Mais commençons par observer l'ensemble arène/gradins...







Les photos ne laissent aucun doute: autour de l'arène, espaces de circulation et bancs dessinent en plan des courbes parallèles, au sens que nous avons donné à ce mot. Ou encore: une règle de la largeur de l'assassise se déplace perpendiculairement au dossier et au rebord "des genoux" sans jamais dépasser ni se révéler trop courte.

Si l'on regarde le plan ci-contre (c'est celui qui est présenté sur le site), tous les ovales doivent être parallèles. Le Mathouriste a recolorié en rouge l'arène, en vert et jaune deux ovales qui leur sont parallèles -le jaune est l'ovale extérieur de l'amphithéâtre. Un petit calcul (niveau Bac+1 quand-même) montre que

les courbes parallèles à une ellipse, intérieurement ou extérieurement, ne sont jamais des ellipses, mais des ovales dont l'équation algébrique est de degré 8, obtenue par Cayley en 1844.
 
lI y a donc au plus une ellipse sur cette figure... et peut-être aucune!

 . 

Une solution devenue courante au fil du temps est de commettre une petite tricherie: remplacer l'ellipse par une succession d'arcs de cercles tangents. Il y a beaucoup de manières de le faire; on a explicité ci-contre l'une des plus simples, construite sur deux triangles équilatéraux (en noir). Un des deux sommets communs aux triangles sert de centre au petit cercle (rayon rouge), le grand cercle (vert) étant centré au troisième sommet. Cet ovale est donc judicieusement dénommé quadrarc.

C'est l'une des constructions proposées en 1537 par l'architecte  Sebastiano Serlio (1475-1554) dans le premier livre de son monumental Traité d'Architecture, que l'on peut consulter en ligne. Lui-même propose d'autres variantes, comme on le voit ci-dessous.

Données fournies:

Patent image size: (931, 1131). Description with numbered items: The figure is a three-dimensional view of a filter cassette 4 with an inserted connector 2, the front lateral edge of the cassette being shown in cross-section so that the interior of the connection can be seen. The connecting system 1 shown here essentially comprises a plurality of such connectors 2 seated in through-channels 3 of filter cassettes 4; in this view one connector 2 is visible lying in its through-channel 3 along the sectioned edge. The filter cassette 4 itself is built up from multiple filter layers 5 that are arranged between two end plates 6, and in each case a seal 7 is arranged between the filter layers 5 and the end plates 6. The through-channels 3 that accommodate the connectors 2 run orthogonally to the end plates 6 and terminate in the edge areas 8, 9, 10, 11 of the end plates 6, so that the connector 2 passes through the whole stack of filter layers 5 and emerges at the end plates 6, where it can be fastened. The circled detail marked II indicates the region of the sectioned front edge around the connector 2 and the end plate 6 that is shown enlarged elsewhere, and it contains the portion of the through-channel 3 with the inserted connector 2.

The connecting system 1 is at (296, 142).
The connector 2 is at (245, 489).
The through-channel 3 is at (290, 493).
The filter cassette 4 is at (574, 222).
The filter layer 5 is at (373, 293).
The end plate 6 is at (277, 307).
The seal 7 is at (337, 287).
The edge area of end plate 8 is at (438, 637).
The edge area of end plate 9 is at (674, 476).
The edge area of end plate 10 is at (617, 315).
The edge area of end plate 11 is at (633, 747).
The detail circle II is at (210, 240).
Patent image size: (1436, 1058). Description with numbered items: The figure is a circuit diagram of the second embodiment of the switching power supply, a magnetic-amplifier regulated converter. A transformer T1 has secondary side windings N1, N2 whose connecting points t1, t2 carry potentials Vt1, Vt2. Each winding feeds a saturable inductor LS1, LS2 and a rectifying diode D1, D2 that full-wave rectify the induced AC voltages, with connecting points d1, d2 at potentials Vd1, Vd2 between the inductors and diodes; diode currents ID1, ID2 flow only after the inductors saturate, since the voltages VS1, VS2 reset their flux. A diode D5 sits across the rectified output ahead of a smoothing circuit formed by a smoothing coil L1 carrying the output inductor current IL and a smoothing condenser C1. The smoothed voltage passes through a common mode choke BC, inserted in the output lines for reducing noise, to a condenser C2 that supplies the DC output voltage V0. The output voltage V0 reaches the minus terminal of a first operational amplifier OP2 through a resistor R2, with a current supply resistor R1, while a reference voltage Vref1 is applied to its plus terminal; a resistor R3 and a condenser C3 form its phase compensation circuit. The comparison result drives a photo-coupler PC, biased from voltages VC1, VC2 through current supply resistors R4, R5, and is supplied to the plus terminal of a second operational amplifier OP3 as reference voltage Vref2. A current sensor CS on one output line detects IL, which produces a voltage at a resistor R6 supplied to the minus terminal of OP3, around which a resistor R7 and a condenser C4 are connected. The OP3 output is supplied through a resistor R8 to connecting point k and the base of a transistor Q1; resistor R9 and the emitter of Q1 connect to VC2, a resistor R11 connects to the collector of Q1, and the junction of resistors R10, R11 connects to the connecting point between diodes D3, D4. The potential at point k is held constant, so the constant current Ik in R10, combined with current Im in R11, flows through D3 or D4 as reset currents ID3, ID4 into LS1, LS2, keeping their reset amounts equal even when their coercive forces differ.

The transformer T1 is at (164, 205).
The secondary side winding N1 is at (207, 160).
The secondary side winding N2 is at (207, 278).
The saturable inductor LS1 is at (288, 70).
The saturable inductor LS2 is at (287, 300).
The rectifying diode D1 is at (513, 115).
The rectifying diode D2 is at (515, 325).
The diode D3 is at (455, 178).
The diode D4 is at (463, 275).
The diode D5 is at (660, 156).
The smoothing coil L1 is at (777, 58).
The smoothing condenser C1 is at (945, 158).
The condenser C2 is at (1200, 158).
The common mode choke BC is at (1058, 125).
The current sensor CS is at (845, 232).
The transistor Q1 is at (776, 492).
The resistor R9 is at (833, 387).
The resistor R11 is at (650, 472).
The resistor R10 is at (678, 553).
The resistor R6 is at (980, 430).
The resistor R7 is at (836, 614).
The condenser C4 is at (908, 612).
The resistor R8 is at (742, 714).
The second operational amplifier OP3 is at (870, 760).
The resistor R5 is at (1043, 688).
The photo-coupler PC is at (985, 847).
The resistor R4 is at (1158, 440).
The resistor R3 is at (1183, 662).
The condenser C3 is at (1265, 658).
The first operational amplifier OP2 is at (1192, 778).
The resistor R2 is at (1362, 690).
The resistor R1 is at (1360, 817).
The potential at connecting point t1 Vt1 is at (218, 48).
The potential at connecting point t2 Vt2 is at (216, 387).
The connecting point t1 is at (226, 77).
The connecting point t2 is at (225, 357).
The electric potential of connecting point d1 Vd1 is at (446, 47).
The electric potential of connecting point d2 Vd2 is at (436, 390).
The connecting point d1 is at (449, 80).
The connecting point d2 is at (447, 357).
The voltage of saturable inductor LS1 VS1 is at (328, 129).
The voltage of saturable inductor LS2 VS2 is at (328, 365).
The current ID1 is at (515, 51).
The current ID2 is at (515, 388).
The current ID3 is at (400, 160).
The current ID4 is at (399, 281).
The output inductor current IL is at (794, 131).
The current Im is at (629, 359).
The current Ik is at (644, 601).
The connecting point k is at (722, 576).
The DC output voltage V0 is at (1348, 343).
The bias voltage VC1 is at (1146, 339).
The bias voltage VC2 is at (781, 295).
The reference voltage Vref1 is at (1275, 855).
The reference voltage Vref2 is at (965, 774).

Consignes à suivre:
1. Traduisez en anglais cette phrase du texte sur les ovales de l'amphithéâtre : « Une solution devenue courante au fil du temps est de commettre une petite tricherie: remplacer l'ellipse par une succession d'arcs de cercles tangents. »
2. Poursuivez la rédaction du texte sur les ovales de l'amphithéâtre à partir de sa dernière phrase.
Le matériel ci-dessus est indépendant de l'extrait.

Réponses par consigne:
1. A solution that has become common over time is to commit a small cheat: replacing the ellipse with a succession of tangent circular arcs.

2.
Intuitivement, on pourrait s'attendre à ce qu'il soit facile de trancher entre ellipse et quadrarcs (ou, plus généralement, toute autre approxilation), compte tenu de la grande dimension des figures sur le terrain. Mais surprise, il n'en est rien: divers auteurs ont argumenté le pour et le contre; ils sont loin d'être unanimes... et se partagent assez équitablement entre tenants de l'ellipse et du "quadrarcs". Le Mathouriste  a trouvé pour vous un article récent de Paul Rosin (Cardiff School of Computer Science) et Emanuele Trucco (Université d'Édimbourg), lui paraissant digne d'intérêt, et qui, après une étude statistique opérée sur des données précises relevées au  Colisée, conclut à une lutte serrée, mais avec un petit avantage à l'ellipse!

Cet autre article évoque le cas de la Place Saint-Pierre. Là aussi, une construction par cercles aurait bien soulagé Bernini pour qu'on ne voie qu'une colonnade au lieu de quatre en se positionnant sur les fameuses plaques de marbre...



Bien entendu, la question serait tout aussi pertinente pour le forum de Jerash: la base de ce cylindre est elle exactement elliptique ou s'agit-il d'un autre ovale? Et de tous les autres amphithéâtres, en nombre considérable... pour alimenter ce vaste champ de calcul et de réflexion, voici la liste des amphitheâtres romains , commençant à Pompéi, le plus ancien connu (80 av JC). On pourra complèter avec la liste des plus grands (sur Wikipedia), et plus de généralités sur les amphithéâtres .
S'ils ont clairement des bases de forme ovale et  non circulaires, leur applatissement varie assez notablement.

En manière d'introduction, quelques petites vignettes renvoyant à des clichés trouvés sur Wikipedia (Le Mathouriste  ne pratique pas la photographie aérienne):

Pompéi (Italie) Pula (Croatie) Nimes (France)



Voûtes Cylindriques ( Génératrices Horizontales):

En Cylindre de Révolution :


Peu imaginatifs, peu innovateurs, les Romains emploieront exclusivement la voûte cylindrique en plein cintre, prolongeant par translation le principe de l'arche Étrusque; soit, géométriquement, le demi-cylindre de révolution. Elle peut atteidre des dimensions imposantes, comme ici dans la basilique de Maxence, sur le forum (ci-contre); mais la réalisation la plus harmonieuse  est celle des arcs de triomphe (ci-dessous)


 

Leptis Magna (Lybie), arc de Septime Sévère
Vues dans deux directions perpendiculaires et détail de la voute.

L'Empire Sassanide l'adopte également; mais il n'en restera pas là, comme on le verra plus loin. La structure "coupée" des iwans nous permet une observation privilégiée de la section circulaire:

palais d'Ardéchir 1-er, à Firuz-Abad (Iran)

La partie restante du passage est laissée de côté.